Lift out all lines below that contain "temperature".

[Figure contents as structured data]
^^^^^^^^^^^^^^^^

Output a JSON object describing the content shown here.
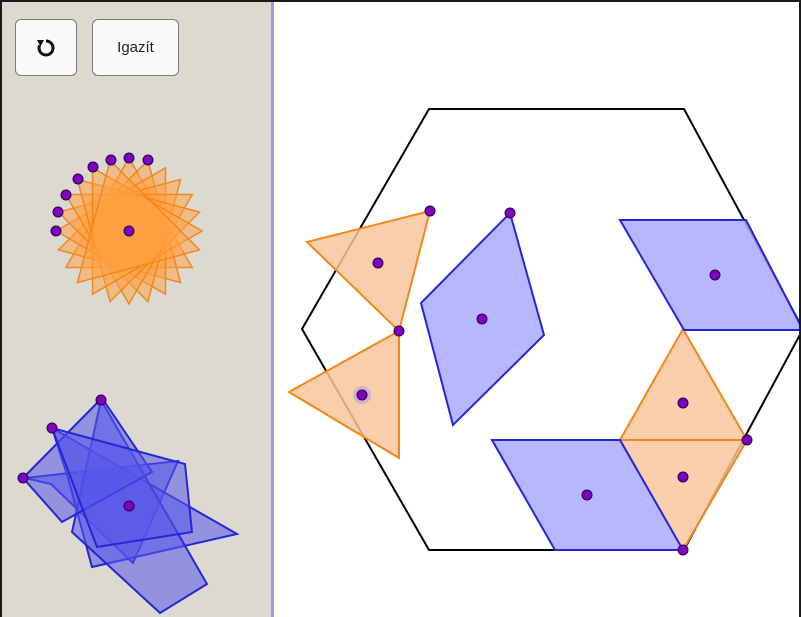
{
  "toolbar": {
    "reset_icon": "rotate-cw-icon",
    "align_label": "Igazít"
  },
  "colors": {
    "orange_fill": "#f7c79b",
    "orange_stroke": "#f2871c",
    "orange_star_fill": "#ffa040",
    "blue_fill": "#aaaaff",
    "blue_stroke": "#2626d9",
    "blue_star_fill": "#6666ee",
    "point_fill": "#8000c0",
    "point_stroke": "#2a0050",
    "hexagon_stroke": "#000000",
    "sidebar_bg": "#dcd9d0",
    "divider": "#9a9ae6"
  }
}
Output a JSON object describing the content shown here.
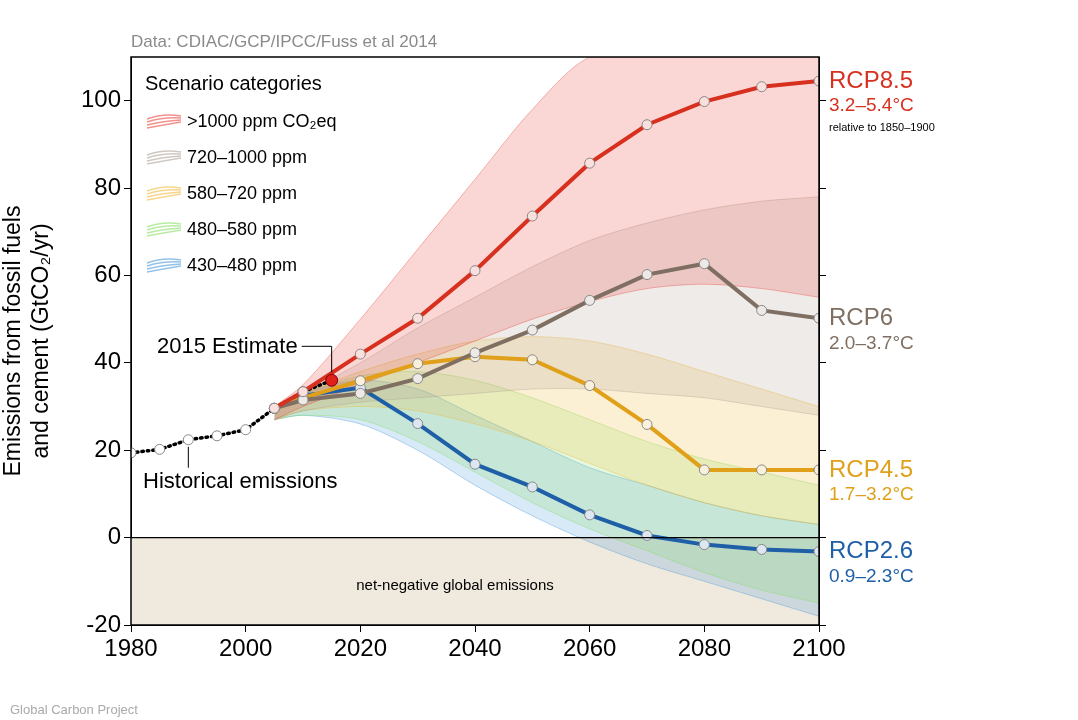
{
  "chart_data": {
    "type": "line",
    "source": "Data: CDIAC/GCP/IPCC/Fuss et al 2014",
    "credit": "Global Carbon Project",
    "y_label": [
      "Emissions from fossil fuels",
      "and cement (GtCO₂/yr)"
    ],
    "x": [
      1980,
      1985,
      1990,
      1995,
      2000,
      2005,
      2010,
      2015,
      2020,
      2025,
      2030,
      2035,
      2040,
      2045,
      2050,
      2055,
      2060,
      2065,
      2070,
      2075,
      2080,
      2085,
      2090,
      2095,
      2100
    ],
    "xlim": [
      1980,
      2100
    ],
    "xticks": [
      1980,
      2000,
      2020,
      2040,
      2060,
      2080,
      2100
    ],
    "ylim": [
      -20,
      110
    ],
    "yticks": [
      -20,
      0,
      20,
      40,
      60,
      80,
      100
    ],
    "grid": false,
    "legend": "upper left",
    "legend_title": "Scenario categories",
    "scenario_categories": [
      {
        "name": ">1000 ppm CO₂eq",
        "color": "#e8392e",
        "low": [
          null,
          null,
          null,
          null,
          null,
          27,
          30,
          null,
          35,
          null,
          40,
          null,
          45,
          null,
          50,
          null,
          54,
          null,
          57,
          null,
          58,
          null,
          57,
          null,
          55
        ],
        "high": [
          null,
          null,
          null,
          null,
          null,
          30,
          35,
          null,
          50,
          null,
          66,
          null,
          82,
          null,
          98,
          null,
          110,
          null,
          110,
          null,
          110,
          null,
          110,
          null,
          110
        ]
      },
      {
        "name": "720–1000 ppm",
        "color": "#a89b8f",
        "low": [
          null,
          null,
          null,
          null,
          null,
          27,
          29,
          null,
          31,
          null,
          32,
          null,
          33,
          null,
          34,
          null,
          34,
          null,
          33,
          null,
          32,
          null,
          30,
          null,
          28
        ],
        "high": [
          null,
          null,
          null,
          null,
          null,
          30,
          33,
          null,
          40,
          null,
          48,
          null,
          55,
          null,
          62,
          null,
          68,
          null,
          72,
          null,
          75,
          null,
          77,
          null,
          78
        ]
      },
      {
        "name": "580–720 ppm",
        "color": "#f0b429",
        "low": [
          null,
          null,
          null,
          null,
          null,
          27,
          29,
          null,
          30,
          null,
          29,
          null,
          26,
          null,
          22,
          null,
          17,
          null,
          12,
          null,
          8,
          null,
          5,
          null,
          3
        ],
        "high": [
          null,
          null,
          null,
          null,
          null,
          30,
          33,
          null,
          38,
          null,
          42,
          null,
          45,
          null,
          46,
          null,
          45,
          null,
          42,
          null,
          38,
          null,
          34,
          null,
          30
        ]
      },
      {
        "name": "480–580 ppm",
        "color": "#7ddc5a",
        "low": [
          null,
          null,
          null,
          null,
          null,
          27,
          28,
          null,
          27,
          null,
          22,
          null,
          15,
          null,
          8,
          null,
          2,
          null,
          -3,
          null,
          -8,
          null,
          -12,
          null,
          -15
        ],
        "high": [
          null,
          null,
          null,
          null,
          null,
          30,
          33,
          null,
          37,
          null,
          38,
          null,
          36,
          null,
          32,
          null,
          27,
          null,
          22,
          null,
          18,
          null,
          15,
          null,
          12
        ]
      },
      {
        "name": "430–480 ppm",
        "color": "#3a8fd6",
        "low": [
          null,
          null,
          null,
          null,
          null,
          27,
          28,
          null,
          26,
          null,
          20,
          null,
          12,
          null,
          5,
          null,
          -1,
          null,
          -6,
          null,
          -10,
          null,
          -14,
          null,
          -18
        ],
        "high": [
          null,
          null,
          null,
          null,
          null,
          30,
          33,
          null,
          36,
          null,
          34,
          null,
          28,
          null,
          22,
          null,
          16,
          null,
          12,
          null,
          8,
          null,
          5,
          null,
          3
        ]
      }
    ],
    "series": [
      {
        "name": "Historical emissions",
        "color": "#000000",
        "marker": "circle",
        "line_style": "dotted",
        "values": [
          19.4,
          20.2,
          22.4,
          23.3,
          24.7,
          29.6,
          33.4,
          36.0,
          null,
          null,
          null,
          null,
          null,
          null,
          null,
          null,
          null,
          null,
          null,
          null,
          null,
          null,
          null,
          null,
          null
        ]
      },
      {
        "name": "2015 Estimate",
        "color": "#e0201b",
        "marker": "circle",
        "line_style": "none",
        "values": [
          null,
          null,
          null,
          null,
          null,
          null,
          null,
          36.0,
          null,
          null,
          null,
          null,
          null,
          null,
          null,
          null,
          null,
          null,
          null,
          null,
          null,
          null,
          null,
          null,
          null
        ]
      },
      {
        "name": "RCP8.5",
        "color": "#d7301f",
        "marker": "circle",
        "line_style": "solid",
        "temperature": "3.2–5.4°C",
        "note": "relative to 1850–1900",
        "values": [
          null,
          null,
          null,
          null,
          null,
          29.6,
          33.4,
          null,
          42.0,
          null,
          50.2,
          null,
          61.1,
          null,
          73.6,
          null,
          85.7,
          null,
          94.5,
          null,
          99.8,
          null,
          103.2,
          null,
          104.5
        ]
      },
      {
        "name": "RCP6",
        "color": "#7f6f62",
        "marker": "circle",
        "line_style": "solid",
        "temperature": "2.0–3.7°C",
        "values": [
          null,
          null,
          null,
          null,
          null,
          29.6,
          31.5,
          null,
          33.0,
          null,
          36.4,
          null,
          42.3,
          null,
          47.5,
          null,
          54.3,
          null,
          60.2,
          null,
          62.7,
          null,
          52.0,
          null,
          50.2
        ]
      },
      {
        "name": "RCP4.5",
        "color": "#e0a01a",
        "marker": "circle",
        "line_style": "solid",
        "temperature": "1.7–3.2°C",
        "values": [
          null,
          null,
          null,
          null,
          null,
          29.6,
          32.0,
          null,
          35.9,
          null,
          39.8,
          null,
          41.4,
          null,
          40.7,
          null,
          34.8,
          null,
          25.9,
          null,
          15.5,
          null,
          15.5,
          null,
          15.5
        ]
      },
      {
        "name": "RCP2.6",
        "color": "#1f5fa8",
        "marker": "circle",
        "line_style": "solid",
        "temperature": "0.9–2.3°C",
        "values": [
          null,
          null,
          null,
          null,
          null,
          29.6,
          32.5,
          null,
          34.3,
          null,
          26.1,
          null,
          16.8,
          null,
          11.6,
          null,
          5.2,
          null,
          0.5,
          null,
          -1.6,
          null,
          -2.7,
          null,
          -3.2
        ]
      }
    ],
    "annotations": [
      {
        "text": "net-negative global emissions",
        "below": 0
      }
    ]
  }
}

^^^^^^^^^^^^^^^^

Written solution |
        "temperature": "3.2–5.4°C",
        "temperature": "2.0–3.7°C",
        "temperature": "1.7–3.2°C",
        "temperature": "0.9–2.3°C",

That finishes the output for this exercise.